**Listing**.
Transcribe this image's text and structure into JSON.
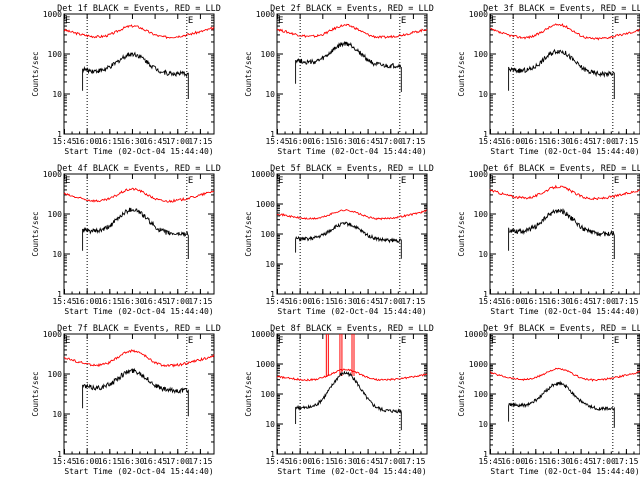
{
  "colors": {
    "events": "#000000",
    "lld": "#ff0000",
    "axis": "#000000",
    "background": "#ffffff"
  },
  "chart_data": [
    {
      "type": "line",
      "detector": "1f",
      "title": "Det 1f BLACK = Events, RED = LLD",
      "ylabel": "Counts/sec",
      "xlabel": "Start Time (02-Oct-04 15:44:40)",
      "yscale": "log",
      "ylim": [
        1,
        1000
      ],
      "yticks": [
        "1",
        "10",
        "100",
        "1000"
      ],
      "xticks": [
        "15:45",
        "16:00",
        "16:15",
        "16:30",
        "16:45",
        "17:00",
        "17:15"
      ],
      "xlim": [
        "15:44:40",
        "17:24"
      ],
      "vlines": [
        "16:00",
        "17:06"
      ],
      "corner_marks": [
        "E",
        "E"
      ],
      "series": [
        {
          "color": "red",
          "baseline_min": 220,
          "peak_time": "16:30",
          "peak_value": 500,
          "start_value": 400,
          "end_value": 450
        },
        {
          "color": "black",
          "t_start": "15:57",
          "t_end": "17:07",
          "baseline_min": 30,
          "peak_time": "16:30",
          "peak_value": 100,
          "start_value": 55,
          "end_value": 35
        }
      ]
    },
    {
      "type": "line",
      "detector": "2f",
      "title": "Det 2f BLACK = Events, RED = LLD",
      "ylabel": "Counts/sec",
      "xlabel": "Start Time (02-Oct-04 15:44:40)",
      "yscale": "log",
      "ylim": [
        1,
        1000
      ],
      "yticks": [
        "1",
        "10",
        "100",
        "1000"
      ],
      "xticks": [
        "15:45",
        "16:00",
        "16:15",
        "16:30",
        "16:45",
        "17:00",
        "17:15"
      ],
      "xlim": [
        "15:44:40",
        "17:24"
      ],
      "vlines": [
        "16:00",
        "17:06"
      ],
      "corner_marks": [
        "E",
        "E"
      ],
      "series": [
        {
          "color": "red",
          "baseline_min": 220,
          "peak_time": "16:30",
          "peak_value": 520,
          "start_value": 420,
          "end_value": 420
        },
        {
          "color": "black",
          "t_start": "15:57",
          "t_end": "17:07",
          "baseline_min": 45,
          "peak_time": "16:30",
          "peak_value": 180,
          "start_value": 110,
          "end_value": 60
        }
      ]
    },
    {
      "type": "line",
      "detector": "3f",
      "title": "Det 3f BLACK = Events, RED = LLD",
      "ylabel": "Counts/sec",
      "xlabel": "Start Time (02-Oct-04 15:44:40)",
      "yscale": "log",
      "ylim": [
        1,
        1000
      ],
      "yticks": [
        "1",
        "10",
        "100",
        "1000"
      ],
      "xticks": [
        "15:45",
        "16:00",
        "16:15",
        "16:30",
        "16:45",
        "17:00",
        "17:15"
      ],
      "xlim": [
        "15:44:40",
        "17:24"
      ],
      "vlines": [
        "16:00",
        "17:06"
      ],
      "corner_marks": [
        "E",
        "E"
      ],
      "series": [
        {
          "color": "red",
          "baseline_min": 200,
          "peak_time": "16:30",
          "peak_value": 540,
          "start_value": 420,
          "end_value": 400
        },
        {
          "color": "black",
          "t_start": "15:57",
          "t_end": "17:07",
          "baseline_min": 30,
          "peak_time": "16:30",
          "peak_value": 120,
          "start_value": 55,
          "end_value": 35
        }
      ]
    },
    {
      "type": "line",
      "detector": "4f",
      "title": "Det 4f BLACK = Events, RED = LLD",
      "ylabel": "Counts/sec",
      "xlabel": "Start Time (02-Oct-04 15:44:40)",
      "yscale": "log",
      "ylim": [
        1,
        1000
      ],
      "yticks": [
        "1",
        "10",
        "100",
        "1000"
      ],
      "xticks": [
        "15:45",
        "16:00",
        "16:15",
        "16:30",
        "16:45",
        "17:00",
        "17:15"
      ],
      "xlim": [
        "15:44:40",
        "17:24"
      ],
      "vlines": [
        "16:00",
        "17:06"
      ],
      "corner_marks": [
        "E",
        "E"
      ],
      "series": [
        {
          "color": "red",
          "baseline_min": 170,
          "peak_time": "16:30",
          "peak_value": 420,
          "start_value": 320,
          "end_value": 380
        },
        {
          "color": "black",
          "t_start": "15:57",
          "t_end": "17:07",
          "baseline_min": 30,
          "peak_time": "16:30",
          "peak_value": 130,
          "start_value": 50,
          "end_value": 35
        }
      ]
    },
    {
      "type": "line",
      "detector": "5f",
      "title": "Det 5f BLACK = Events, RED = LLD",
      "ylabel": "Counts/sec",
      "xlabel": "Start Time (02-Oct-04 15:44:40)",
      "yscale": "log",
      "ylim": [
        1,
        10000
      ],
      "yticks": [
        "1",
        "10",
        "100",
        "1000",
        "10000"
      ],
      "xticks": [
        "15:45",
        "16:00",
        "16:15",
        "16:30",
        "16:45",
        "17:00",
        "17:15"
      ],
      "xlim": [
        "15:44:40",
        "17:24"
      ],
      "vlines": [
        "16:00",
        "17:06"
      ],
      "corner_marks": [
        "E",
        "E"
      ],
      "series": [
        {
          "color": "red",
          "baseline_min": 260,
          "peak_time": "16:30",
          "peak_value": 620,
          "start_value": 480,
          "end_value": 600
        },
        {
          "color": "black",
          "t_start": "15:57",
          "t_end": "17:07",
          "baseline_min": 60,
          "peak_time": "16:30",
          "peak_value": 220,
          "start_value": 80,
          "end_value": 60
        }
      ]
    },
    {
      "type": "line",
      "detector": "6f",
      "title": "Det 6f BLACK = Events, RED = LLD",
      "ylabel": "Counts/sec",
      "xlabel": "Start Time (02-Oct-04 15:44:40)",
      "yscale": "log",
      "ylim": [
        1,
        1000
      ],
      "yticks": [
        "1",
        "10",
        "100",
        "1000"
      ],
      "xticks": [
        "15:45",
        "16:00",
        "16:15",
        "16:30",
        "16:45",
        "17:00",
        "17:15"
      ],
      "xlim": [
        "15:44:40",
        "17:24"
      ],
      "vlines": [
        "16:00",
        "17:06"
      ],
      "corner_marks": [
        "E",
        "E"
      ],
      "series": [
        {
          "color": "red",
          "baseline_min": 200,
          "peak_time": "16:30",
          "peak_value": 480,
          "start_value": 400,
          "end_value": 400
        },
        {
          "color": "black",
          "t_start": "15:57",
          "t_end": "17:07",
          "baseline_min": 30,
          "peak_time": "16:30",
          "peak_value": 120,
          "start_value": 50,
          "end_value": 35
        }
      ]
    },
    {
      "type": "line",
      "detector": "7f",
      "title": "Det 7f BLACK = Events, RED = LLD",
      "ylabel": "Counts/sec",
      "xlabel": "Start Time (02-Oct-04 15:44:40)",
      "yscale": "log",
      "ylim": [
        1,
        1000
      ],
      "yticks": [
        "1",
        "10",
        "100",
        "1000"
      ],
      "xticks": [
        "15:45",
        "16:00",
        "16:15",
        "16:30",
        "16:45",
        "17:00",
        "17:15"
      ],
      "xlim": [
        "15:44:40",
        "17:24"
      ],
      "vlines": [
        "16:00",
        "17:06"
      ],
      "corner_marks": [
        "E",
        "E"
      ],
      "series": [
        {
          "color": "red",
          "baseline_min": 130,
          "peak_time": "16:30",
          "peak_value": 380,
          "start_value": 260,
          "end_value": 290
        },
        {
          "color": "black",
          "t_start": "15:57",
          "t_end": "17:07",
          "baseline_min": 35,
          "peak_time": "16:30",
          "peak_value": 120,
          "start_value": 70,
          "end_value": 45
        }
      ]
    },
    {
      "type": "line",
      "detector": "8f",
      "title": "Det 8f BLACK = Events, RED = LLD",
      "ylabel": "Counts/sec",
      "xlabel": "Start Time (02-Oct-04 15:44:40)",
      "yscale": "log",
      "ylim": [
        1,
        10000
      ],
      "yticks": [
        "1",
        "10",
        "100",
        "1000",
        "10000"
      ],
      "xticks": [
        "15:45",
        "16:00",
        "16:15",
        "16:30",
        "16:45",
        "17:00",
        "17:15"
      ],
      "xlim": [
        "15:44:40",
        "17:24"
      ],
      "vlines": [
        "16:00",
        "17:06"
      ],
      "corner_marks": [
        "E",
        "E"
      ],
      "series": [
        {
          "color": "red",
          "baseline_min": 250,
          "peak_time": "16:30",
          "peak_value": 650,
          "start_value": 380,
          "end_value": 450,
          "spikes": [
            "16:18",
            "16:27",
            "16:35"
          ]
        },
        {
          "color": "black",
          "t_start": "15:57",
          "t_end": "17:07",
          "baseline_min": 25,
          "peak_time": "16:30",
          "peak_value": 500,
          "start_value": 50,
          "end_value": 30
        }
      ]
    },
    {
      "type": "line",
      "detector": "9f",
      "title": "Det 9f BLACK = Events, RED = LLD",
      "ylabel": "Counts/sec",
      "xlabel": "Start Time (02-Oct-04 15:44:40)",
      "yscale": "log",
      "ylim": [
        1,
        10000
      ],
      "yticks": [
        "1",
        "10",
        "100",
        "1000",
        "10000"
      ],
      "xticks": [
        "15:45",
        "16:00",
        "16:15",
        "16:30",
        "16:45",
        "17:00",
        "17:15"
      ],
      "xlim": [
        "15:44:40",
        "17:24"
      ],
      "vlines": [
        "16:00",
        "17:06"
      ],
      "corner_marks": [
        "E",
        "E"
      ],
      "series": [
        {
          "color": "red",
          "baseline_min": 230,
          "peak_time": "16:30",
          "peak_value": 680,
          "start_value": 520,
          "end_value": 560
        },
        {
          "color": "black",
          "t_start": "15:57",
          "t_end": "17:07",
          "baseline_min": 30,
          "peak_time": "16:30",
          "peak_value": 220,
          "start_value": 65,
          "end_value": 35
        }
      ]
    }
  ]
}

**What is being asked**. Find the word "title" and list each line it appears in.

**Reply**.
      "title": "Det 1f BLACK = Events, RED = LLD",
      "title": "Det 2f BLACK = Events, RED = LLD",
      "title": "Det 3f BLACK = Events, RED = LLD",
      "title": "Det 4f BLACK = Events, RED = LLD",
      "title": "Det 5f BLACK = Events, RED = LLD",
      "title": "Det 6f BLACK = Events, RED = LLD",
      "title": "Det 7f BLACK = Events, RED = LLD",
      "title": "Det 8f BLACK = Events, RED = LLD",
      "title": "Det 9f BLACK = Events, RED = LLD",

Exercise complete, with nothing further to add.